#### [Requirement]
Write out the listing below again, precisely as it is given.

#### [Data lines]
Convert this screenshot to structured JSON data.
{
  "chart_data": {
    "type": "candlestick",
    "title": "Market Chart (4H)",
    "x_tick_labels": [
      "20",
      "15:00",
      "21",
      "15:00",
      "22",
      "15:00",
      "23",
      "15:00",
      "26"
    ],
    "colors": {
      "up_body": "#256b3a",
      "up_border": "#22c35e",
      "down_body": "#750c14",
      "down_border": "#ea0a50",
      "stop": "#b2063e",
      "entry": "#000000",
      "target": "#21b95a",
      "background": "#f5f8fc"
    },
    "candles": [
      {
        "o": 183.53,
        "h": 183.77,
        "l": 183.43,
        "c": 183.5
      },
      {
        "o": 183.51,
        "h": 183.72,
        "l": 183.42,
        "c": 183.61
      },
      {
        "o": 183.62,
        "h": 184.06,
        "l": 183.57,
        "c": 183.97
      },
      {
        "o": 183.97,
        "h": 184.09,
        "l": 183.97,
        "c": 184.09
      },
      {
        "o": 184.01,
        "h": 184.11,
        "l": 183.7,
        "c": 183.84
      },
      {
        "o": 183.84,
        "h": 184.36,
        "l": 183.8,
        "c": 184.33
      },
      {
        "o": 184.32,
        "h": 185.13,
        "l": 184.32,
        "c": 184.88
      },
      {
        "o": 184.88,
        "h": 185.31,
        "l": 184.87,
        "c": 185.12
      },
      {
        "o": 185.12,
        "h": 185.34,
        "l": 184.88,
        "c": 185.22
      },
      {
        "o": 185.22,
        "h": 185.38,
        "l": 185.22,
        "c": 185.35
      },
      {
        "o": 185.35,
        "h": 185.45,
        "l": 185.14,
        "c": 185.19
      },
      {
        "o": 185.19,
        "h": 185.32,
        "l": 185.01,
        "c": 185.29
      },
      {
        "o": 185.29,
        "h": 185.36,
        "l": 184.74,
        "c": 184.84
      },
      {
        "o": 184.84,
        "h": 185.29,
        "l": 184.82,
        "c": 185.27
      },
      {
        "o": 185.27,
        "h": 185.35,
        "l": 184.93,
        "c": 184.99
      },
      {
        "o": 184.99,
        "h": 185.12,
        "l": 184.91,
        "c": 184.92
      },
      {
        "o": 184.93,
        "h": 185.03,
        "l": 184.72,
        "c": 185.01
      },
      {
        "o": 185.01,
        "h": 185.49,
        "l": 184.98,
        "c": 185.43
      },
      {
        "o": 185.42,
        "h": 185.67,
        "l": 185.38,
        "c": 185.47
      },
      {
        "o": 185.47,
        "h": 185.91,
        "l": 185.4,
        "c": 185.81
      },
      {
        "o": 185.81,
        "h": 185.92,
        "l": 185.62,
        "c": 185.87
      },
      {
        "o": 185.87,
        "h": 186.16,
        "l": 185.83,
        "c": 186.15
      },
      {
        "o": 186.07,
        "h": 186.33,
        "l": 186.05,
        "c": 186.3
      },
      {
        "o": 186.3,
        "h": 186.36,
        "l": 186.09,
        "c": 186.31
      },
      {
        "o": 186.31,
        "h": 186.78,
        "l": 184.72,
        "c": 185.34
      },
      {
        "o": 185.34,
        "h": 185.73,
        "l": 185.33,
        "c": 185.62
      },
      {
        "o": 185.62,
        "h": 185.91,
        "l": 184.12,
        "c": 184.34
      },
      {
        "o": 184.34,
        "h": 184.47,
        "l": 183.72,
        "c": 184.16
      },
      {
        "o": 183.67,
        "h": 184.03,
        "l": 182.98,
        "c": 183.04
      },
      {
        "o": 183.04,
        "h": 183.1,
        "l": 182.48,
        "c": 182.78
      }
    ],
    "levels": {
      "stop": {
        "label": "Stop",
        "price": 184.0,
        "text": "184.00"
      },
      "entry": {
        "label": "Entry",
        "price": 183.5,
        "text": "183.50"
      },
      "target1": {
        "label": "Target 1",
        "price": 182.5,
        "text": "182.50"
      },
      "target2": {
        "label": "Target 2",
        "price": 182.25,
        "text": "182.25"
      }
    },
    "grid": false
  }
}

#### [Solution for this task]
Convert this screenshot to structured JSON data.
{
  "chart_data": {
    "type": "candlestick",
    "title": "Market Chart (4H)",
    "x_tick_labels": [
      "20",
      "15:00",
      "21",
      "15:00",
      "22",
      "15:00",
      "23",
      "15:00",
      "26"
    ],
    "colors": {
      "up_body": "#256b3a",
      "up_border": "#22c35e",
      "down_body": "#750c14",
      "down_border": "#ea0a50",
      "stop": "#b2063e",
      "entry": "#000000",
      "target": "#21b95a",
      "background": "#f5f8fc"
    },
    "candles": [
      {
        "o": 183.53,
        "h": 183.77,
        "l": 183.43,
        "c": 183.5
      },
      {
        "o": 183.51,
        "h": 183.72,
        "l": 183.42,
        "c": 183.61
      },
      {
        "o": 183.62,
        "h": 184.06,
        "l": 183.57,
        "c": 183.97
      },
      {
        "o": 183.97,
        "h": 184.09,
        "l": 183.97,
        "c": 184.09
      },
      {
        "o": 184.01,
        "h": 184.11,
        "l": 183.7,
        "c": 183.84
      },
      {
        "o": 183.84,
        "h": 184.36,
        "l": 183.8,
        "c": 184.33
      },
      {
        "o": 184.32,
        "h": 185.13,
        "l": 184.32,
        "c": 184.88
      },
      {
        "o": 184.88,
        "h": 185.31,
        "l": 184.87,
        "c": 185.12
      },
      {
        "o": 185.12,
        "h": 185.34,
        "l": 184.88,
        "c": 185.22
      },
      {
        "o": 185.22,
        "h": 185.38,
        "l": 185.22,
        "c": 185.35
      },
      {
        "o": 185.35,
        "h": 185.45,
        "l": 185.14,
        "c": 185.19
      },
      {
        "o": 185.19,
        "h": 185.32,
        "l": 185.01,
        "c": 185.29
      },
      {
        "o": 185.29,
        "h": 185.36,
        "l": 184.74,
        "c": 184.84
      },
      {
        "o": 184.84,
        "h": 185.29,
        "l": 184.82,
        "c": 185.27
      },
      {
        "o": 185.27,
        "h": 185.35,
        "l": 184.93,
        "c": 184.99
      },
      {
        "o": 184.99,
        "h": 185.12,
        "l": 184.91,
        "c": 184.92
      },
      {
        "o": 184.93,
        "h": 185.03,
        "l": 184.72,
        "c": 185.01
      },
      {
        "o": 185.01,
        "h": 185.49,
        "l": 184.98,
        "c": 185.43
      },
      {
        "o": 185.42,
        "h": 185.67,
        "l": 185.38,
        "c": 185.47
      },
      {
        "o": 185.47,
        "h": 185.91,
        "l": 185.4,
        "c": 185.81
      },
      {
        "o": 185.81,
        "h": 185.92,
        "l": 185.62,
        "c": 185.87
      },
      {
        "o": 185.87,
        "h": 186.16,
        "l": 185.83,
        "c": 186.15
      },
      {
        "o": 186.07,
        "h": 186.33,
        "l": 186.05,
        "c": 186.3
      },
      {
        "o": 186.3,
        "h": 186.36,
        "l": 186.09,
        "c": 186.31
      },
      {
        "o": 186.31,
        "h": 186.78,
        "l": 184.72,
        "c": 185.34
      },
      {
        "o": 185.34,
        "h": 185.73,
        "l": 185.33,
        "c": 185.62
      },
      {
        "o": 185.62,
        "h": 185.91,
        "l": 184.12,
        "c": 184.34
      },
      {
        "o": 184.34,
        "h": 184.47,
        "l": 183.72,
        "c": 184.16
      },
      {
        "o": 183.67,
        "h": 184.03,
        "l": 182.98,
        "c": 183.04
      },
      {
        "o": 183.04,
        "h": 183.1,
        "l": 182.48,
        "c": 182.78
      }
    ],
    "levels": {
      "stop": {
        "label": "Stop",
        "price": 184.0,
        "text": "184.00"
      },
      "entry": {
        "label": "Entry",
        "price": 183.5,
        "text": "183.50"
      },
      "target1": {
        "label": "Target 1",
        "price": 182.5,
        "text": "182.50"
      },
      "target2": {
        "label": "Target 2",
        "price": 182.25,
        "text": "182.25"
      }
    },
    "grid": false
  }
}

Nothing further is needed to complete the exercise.